### Task directions
Which lines contain the word "data"? Return each of them as written.

— begin Supplied information —

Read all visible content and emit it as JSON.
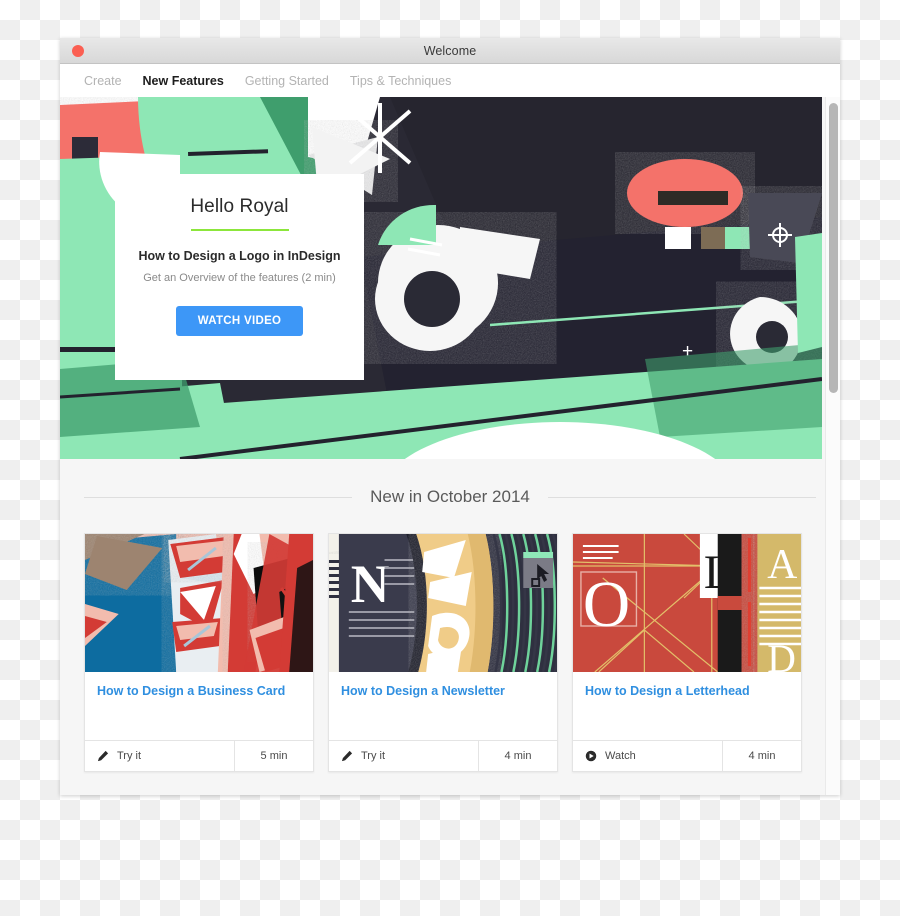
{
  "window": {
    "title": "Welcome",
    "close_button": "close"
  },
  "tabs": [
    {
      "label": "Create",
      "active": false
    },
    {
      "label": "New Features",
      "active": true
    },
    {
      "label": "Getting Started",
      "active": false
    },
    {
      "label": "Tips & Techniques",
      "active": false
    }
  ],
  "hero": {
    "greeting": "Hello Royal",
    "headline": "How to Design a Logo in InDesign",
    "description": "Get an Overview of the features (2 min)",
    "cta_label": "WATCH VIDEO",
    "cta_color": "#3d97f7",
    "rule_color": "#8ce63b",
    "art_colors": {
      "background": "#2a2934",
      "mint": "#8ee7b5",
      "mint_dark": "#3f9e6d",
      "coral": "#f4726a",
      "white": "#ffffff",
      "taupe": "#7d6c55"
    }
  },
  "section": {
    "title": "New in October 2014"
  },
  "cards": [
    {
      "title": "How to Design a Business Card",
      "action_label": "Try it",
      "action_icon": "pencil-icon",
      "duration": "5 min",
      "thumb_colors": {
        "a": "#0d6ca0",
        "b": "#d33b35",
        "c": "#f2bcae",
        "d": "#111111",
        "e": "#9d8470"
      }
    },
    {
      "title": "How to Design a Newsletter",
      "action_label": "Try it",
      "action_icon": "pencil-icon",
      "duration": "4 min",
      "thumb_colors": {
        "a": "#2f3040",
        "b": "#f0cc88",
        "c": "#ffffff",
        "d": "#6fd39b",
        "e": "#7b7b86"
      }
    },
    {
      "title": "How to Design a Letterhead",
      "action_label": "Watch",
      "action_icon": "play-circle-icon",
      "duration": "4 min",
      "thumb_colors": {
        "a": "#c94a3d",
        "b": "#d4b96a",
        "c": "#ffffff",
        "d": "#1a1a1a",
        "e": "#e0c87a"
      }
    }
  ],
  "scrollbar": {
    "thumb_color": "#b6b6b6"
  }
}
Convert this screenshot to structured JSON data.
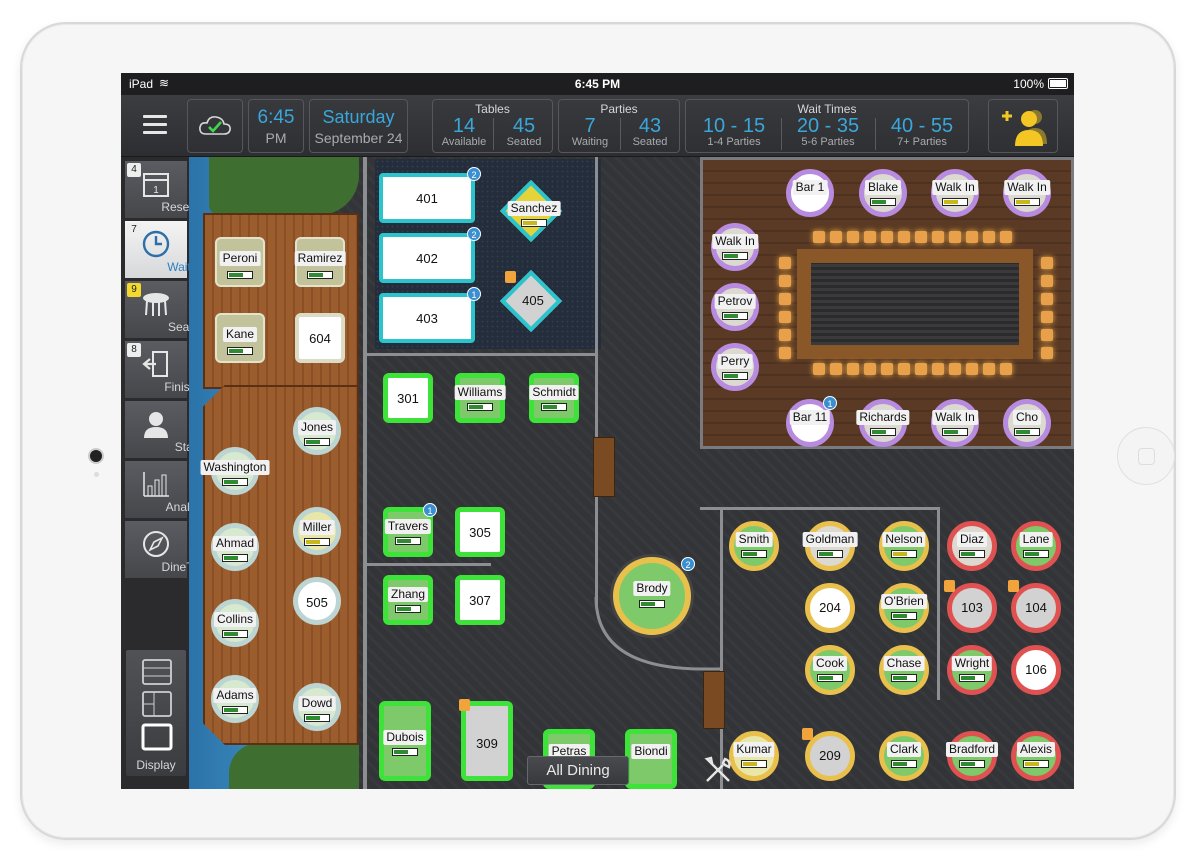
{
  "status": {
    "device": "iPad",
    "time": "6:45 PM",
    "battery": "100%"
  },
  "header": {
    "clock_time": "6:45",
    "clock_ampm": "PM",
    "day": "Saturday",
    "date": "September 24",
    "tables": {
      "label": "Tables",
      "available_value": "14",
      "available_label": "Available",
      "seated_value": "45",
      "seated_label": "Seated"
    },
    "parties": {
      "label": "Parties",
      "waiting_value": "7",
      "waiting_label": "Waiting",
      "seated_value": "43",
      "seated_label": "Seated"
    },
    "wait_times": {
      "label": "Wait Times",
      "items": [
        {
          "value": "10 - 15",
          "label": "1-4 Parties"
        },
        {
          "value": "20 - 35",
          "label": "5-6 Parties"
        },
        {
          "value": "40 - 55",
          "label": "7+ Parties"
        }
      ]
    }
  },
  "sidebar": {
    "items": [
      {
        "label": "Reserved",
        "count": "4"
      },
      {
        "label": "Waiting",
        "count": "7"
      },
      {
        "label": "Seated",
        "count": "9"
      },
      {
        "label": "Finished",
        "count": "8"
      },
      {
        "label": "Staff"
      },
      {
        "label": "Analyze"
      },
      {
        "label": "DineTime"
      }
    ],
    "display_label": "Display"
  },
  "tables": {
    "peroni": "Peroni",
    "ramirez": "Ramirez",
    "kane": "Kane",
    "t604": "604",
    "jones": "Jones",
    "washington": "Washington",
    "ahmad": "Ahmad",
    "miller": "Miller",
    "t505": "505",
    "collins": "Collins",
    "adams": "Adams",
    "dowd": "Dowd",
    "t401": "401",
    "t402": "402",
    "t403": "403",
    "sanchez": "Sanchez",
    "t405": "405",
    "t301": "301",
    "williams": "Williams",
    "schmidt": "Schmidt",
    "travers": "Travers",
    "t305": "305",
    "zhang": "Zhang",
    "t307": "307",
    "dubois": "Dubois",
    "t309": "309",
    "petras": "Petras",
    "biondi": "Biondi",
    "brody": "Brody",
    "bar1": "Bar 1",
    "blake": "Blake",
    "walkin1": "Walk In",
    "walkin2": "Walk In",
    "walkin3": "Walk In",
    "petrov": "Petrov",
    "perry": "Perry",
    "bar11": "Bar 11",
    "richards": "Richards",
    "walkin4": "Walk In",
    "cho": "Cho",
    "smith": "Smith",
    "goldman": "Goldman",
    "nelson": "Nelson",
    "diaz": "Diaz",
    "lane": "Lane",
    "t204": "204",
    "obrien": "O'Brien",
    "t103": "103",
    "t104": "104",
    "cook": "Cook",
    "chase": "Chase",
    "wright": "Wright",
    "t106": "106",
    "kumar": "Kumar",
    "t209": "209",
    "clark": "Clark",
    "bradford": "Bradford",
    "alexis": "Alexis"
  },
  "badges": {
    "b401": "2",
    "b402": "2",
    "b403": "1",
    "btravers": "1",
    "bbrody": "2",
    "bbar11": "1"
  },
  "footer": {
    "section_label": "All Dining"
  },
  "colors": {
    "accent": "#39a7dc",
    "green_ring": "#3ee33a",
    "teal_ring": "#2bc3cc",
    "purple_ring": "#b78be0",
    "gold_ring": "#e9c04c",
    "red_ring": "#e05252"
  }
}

— end Supplied information —
— begin Supplied information —

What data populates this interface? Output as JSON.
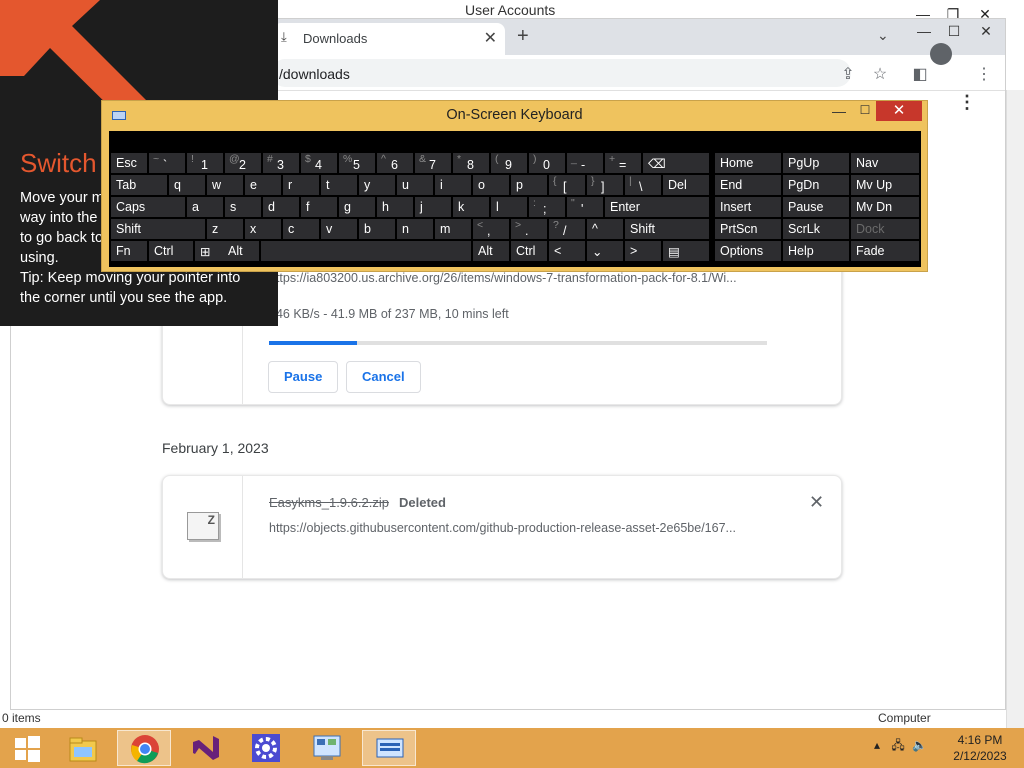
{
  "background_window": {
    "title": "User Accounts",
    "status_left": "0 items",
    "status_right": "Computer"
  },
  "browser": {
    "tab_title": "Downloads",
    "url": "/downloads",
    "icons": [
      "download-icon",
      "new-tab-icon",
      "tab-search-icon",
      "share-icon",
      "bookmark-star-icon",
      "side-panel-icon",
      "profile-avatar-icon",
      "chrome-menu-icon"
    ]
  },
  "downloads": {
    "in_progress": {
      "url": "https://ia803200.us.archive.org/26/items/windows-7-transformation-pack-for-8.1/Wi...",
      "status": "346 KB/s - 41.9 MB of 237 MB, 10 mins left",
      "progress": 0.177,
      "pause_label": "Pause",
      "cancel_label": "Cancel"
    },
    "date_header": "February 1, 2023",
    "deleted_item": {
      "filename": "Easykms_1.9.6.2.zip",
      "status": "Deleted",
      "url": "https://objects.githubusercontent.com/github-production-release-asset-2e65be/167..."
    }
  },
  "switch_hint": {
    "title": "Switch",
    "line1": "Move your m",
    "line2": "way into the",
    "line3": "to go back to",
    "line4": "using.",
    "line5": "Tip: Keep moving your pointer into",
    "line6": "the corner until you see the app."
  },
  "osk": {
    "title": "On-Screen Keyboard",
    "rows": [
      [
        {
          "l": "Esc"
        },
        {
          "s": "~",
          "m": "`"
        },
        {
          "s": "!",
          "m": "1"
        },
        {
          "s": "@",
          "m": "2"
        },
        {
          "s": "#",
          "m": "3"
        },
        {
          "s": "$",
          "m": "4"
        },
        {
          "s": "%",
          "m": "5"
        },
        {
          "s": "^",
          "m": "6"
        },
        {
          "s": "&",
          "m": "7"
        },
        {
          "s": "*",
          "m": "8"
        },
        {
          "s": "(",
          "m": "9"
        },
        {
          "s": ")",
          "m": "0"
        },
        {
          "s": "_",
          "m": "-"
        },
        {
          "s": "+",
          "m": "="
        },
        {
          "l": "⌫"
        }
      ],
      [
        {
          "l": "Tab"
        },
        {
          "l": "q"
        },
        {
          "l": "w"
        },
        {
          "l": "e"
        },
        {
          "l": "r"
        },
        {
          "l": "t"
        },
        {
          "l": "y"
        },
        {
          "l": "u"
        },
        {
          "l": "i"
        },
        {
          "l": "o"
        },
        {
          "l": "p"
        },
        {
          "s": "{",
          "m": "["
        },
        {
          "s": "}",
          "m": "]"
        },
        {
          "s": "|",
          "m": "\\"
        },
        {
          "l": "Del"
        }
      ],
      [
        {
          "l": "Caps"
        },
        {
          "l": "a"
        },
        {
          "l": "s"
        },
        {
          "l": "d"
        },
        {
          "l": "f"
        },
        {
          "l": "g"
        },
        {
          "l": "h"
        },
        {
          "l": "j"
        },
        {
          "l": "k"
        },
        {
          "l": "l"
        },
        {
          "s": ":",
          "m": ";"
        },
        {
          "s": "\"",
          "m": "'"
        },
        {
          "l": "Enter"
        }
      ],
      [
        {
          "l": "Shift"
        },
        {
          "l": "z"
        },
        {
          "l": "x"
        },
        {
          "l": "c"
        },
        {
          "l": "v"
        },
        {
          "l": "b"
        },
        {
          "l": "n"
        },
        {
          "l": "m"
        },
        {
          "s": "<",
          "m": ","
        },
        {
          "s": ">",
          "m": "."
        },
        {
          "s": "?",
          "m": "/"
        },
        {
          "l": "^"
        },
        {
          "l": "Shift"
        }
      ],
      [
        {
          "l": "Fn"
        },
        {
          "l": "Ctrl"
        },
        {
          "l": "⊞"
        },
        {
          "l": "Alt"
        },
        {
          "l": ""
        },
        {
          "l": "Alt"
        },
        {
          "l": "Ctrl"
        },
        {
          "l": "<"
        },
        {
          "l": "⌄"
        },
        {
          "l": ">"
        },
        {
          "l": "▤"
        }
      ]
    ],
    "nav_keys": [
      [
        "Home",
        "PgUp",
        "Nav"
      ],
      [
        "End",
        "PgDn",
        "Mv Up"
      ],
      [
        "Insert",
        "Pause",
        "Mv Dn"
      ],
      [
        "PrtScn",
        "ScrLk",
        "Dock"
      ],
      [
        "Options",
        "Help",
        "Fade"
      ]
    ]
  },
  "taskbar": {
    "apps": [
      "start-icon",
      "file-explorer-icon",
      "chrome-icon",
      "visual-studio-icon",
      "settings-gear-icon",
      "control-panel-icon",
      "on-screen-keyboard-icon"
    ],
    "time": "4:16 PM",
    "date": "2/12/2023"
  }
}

— end Supplied information —

### Complete output
Convert this screenshot to structured JSON data.
What data populates this interface? Output as JSON.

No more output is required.